**The problem**
Can you quote the records below in full, word for word?

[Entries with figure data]
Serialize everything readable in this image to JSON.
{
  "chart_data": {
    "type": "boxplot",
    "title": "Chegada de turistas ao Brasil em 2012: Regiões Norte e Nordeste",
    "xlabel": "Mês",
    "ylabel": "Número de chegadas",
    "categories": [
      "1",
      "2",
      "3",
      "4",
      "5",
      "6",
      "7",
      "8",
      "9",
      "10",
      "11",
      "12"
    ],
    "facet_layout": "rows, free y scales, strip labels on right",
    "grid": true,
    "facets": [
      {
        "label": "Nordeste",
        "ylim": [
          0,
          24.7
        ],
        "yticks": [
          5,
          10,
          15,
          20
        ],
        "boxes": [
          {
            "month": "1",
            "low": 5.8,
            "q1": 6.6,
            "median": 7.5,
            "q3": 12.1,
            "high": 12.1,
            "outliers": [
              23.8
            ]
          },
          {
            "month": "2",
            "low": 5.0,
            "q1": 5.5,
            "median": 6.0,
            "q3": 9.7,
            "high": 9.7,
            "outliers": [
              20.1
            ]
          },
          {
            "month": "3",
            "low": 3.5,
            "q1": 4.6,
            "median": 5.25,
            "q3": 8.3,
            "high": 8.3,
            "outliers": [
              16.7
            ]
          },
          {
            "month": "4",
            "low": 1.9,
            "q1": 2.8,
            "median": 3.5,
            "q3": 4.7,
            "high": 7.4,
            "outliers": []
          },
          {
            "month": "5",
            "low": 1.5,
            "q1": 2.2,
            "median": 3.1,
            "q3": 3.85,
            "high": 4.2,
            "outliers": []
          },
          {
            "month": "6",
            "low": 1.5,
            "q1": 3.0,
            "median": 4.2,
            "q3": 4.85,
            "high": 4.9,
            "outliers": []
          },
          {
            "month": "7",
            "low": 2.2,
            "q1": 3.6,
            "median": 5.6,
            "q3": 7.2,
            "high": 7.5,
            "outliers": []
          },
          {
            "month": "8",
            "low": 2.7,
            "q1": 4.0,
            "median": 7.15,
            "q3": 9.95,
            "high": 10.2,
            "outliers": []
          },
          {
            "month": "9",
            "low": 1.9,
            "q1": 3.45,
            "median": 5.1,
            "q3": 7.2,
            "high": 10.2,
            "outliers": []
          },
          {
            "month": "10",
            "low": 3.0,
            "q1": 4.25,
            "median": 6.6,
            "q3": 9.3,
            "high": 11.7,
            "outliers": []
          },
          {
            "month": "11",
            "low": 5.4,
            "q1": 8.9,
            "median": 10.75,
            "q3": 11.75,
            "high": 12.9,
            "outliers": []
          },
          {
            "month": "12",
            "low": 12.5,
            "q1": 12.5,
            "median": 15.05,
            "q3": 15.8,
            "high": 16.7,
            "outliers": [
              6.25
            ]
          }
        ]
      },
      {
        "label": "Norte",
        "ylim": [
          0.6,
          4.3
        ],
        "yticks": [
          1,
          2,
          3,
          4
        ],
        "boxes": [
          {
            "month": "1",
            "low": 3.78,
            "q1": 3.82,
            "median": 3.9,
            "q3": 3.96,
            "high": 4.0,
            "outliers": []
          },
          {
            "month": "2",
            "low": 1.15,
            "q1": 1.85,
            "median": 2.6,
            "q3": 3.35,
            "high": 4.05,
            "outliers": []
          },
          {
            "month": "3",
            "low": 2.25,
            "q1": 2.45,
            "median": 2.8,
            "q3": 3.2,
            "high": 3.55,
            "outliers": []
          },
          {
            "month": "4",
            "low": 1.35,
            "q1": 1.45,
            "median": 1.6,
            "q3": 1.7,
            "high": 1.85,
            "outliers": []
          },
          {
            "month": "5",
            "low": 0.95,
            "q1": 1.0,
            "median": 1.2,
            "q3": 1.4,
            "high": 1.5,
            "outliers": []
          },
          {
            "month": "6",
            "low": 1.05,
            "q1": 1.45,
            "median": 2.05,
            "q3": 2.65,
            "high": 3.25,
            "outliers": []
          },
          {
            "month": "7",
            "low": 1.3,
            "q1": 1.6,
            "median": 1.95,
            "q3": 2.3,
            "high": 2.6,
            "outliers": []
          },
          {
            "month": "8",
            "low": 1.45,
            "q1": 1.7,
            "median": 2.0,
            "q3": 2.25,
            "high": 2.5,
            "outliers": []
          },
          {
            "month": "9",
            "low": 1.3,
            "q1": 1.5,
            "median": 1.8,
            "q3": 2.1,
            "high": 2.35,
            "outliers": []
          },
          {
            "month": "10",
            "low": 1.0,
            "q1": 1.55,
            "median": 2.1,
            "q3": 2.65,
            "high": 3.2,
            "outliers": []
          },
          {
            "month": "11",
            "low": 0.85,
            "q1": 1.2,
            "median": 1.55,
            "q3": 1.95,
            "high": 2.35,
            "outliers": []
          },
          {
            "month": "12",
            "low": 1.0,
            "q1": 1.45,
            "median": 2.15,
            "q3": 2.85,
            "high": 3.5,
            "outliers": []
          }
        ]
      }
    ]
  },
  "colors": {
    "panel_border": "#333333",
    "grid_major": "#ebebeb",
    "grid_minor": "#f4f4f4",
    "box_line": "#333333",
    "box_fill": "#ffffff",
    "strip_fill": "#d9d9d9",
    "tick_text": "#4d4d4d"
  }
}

**Solution to the exercise**
Serialize everything readable in this image to JSON.
{
  "chart_data": {
    "type": "boxplot",
    "title": "Chegada de turistas ao Brasil em 2012: Regiões Norte e Nordeste",
    "xlabel": "Mês",
    "ylabel": "Número de chegadas",
    "categories": [
      "1",
      "2",
      "3",
      "4",
      "5",
      "6",
      "7",
      "8",
      "9",
      "10",
      "11",
      "12"
    ],
    "facet_layout": "rows, free y scales, strip labels on right",
    "grid": true,
    "facets": [
      {
        "label": "Nordeste",
        "ylim": [
          0,
          24.7
        ],
        "yticks": [
          5,
          10,
          15,
          20
        ],
        "boxes": [
          {
            "month": "1",
            "low": 5.8,
            "q1": 6.6,
            "median": 7.5,
            "q3": 12.1,
            "high": 12.1,
            "outliers": [
              23.8
            ]
          },
          {
            "month": "2",
            "low": 5.0,
            "q1": 5.5,
            "median": 6.0,
            "q3": 9.7,
            "high": 9.7,
            "outliers": [
              20.1
            ]
          },
          {
            "month": "3",
            "low": 3.5,
            "q1": 4.6,
            "median": 5.25,
            "q3": 8.3,
            "high": 8.3,
            "outliers": [
              16.7
            ]
          },
          {
            "month": "4",
            "low": 1.9,
            "q1": 2.8,
            "median": 3.5,
            "q3": 4.7,
            "high": 7.4,
            "outliers": []
          },
          {
            "month": "5",
            "low": 1.5,
            "q1": 2.2,
            "median": 3.1,
            "q3": 3.85,
            "high": 4.2,
            "outliers": []
          },
          {
            "month": "6",
            "low": 1.5,
            "q1": 3.0,
            "median": 4.2,
            "q3": 4.85,
            "high": 4.9,
            "outliers": []
          },
          {
            "month": "7",
            "low": 2.2,
            "q1": 3.6,
            "median": 5.6,
            "q3": 7.2,
            "high": 7.5,
            "outliers": []
          },
          {
            "month": "8",
            "low": 2.7,
            "q1": 4.0,
            "median": 7.15,
            "q3": 9.95,
            "high": 10.2,
            "outliers": []
          },
          {
            "month": "9",
            "low": 1.9,
            "q1": 3.45,
            "median": 5.1,
            "q3": 7.2,
            "high": 10.2,
            "outliers": []
          },
          {
            "month": "10",
            "low": 3.0,
            "q1": 4.25,
            "median": 6.6,
            "q3": 9.3,
            "high": 11.7,
            "outliers": []
          },
          {
            "month": "11",
            "low": 5.4,
            "q1": 8.9,
            "median": 10.75,
            "q3": 11.75,
            "high": 12.9,
            "outliers": []
          },
          {
            "month": "12",
            "low": 12.5,
            "q1": 12.5,
            "median": 15.05,
            "q3": 15.8,
            "high": 16.7,
            "outliers": [
              6.25
            ]
          }
        ]
      },
      {
        "label": "Norte",
        "ylim": [
          0.6,
          4.3
        ],
        "yticks": [
          1,
          2,
          3,
          4
        ],
        "boxes": [
          {
            "month": "1",
            "low": 3.78,
            "q1": 3.82,
            "median": 3.9,
            "q3": 3.96,
            "high": 4.0,
            "outliers": []
          },
          {
            "month": "2",
            "low": 1.15,
            "q1": 1.85,
            "median": 2.6,
            "q3": 3.35,
            "high": 4.05,
            "outliers": []
          },
          {
            "month": "3",
            "low": 2.25,
            "q1": 2.45,
            "median": 2.8,
            "q3": 3.2,
            "high": 3.55,
            "outliers": []
          },
          {
            "month": "4",
            "low": 1.35,
            "q1": 1.45,
            "median": 1.6,
            "q3": 1.7,
            "high": 1.85,
            "outliers": []
          },
          {
            "month": "5",
            "low": 0.95,
            "q1": 1.0,
            "median": 1.2,
            "q3": 1.4,
            "high": 1.5,
            "outliers": []
          },
          {
            "month": "6",
            "low": 1.05,
            "q1": 1.45,
            "median": 2.05,
            "q3": 2.65,
            "high": 3.25,
            "outliers": []
          },
          {
            "month": "7",
            "low": 1.3,
            "q1": 1.6,
            "median": 1.95,
            "q3": 2.3,
            "high": 2.6,
            "outliers": []
          },
          {
            "month": "8",
            "low": 1.45,
            "q1": 1.7,
            "median": 2.0,
            "q3": 2.25,
            "high": 2.5,
            "outliers": []
          },
          {
            "month": "9",
            "low": 1.3,
            "q1": 1.5,
            "median": 1.8,
            "q3": 2.1,
            "high": 2.35,
            "outliers": []
          },
          {
            "month": "10",
            "low": 1.0,
            "q1": 1.55,
            "median": 2.1,
            "q3": 2.65,
            "high": 3.2,
            "outliers": []
          },
          {
            "month": "11",
            "low": 0.85,
            "q1": 1.2,
            "median": 1.55,
            "q3": 1.95,
            "high": 2.35,
            "outliers": []
          },
          {
            "month": "12",
            "low": 1.0,
            "q1": 1.45,
            "median": 2.15,
            "q3": 2.85,
            "high": 3.5,
            "outliers": []
          }
        ]
      }
    ]
  },
  "colors": {
    "panel_border": "#333333",
    "grid_major": "#ebebeb",
    "grid_minor": "#f4f4f4",
    "box_line": "#333333",
    "box_fill": "#ffffff",
    "strip_fill": "#d9d9d9",
    "tick_text": "#4d4d4d"
  }
}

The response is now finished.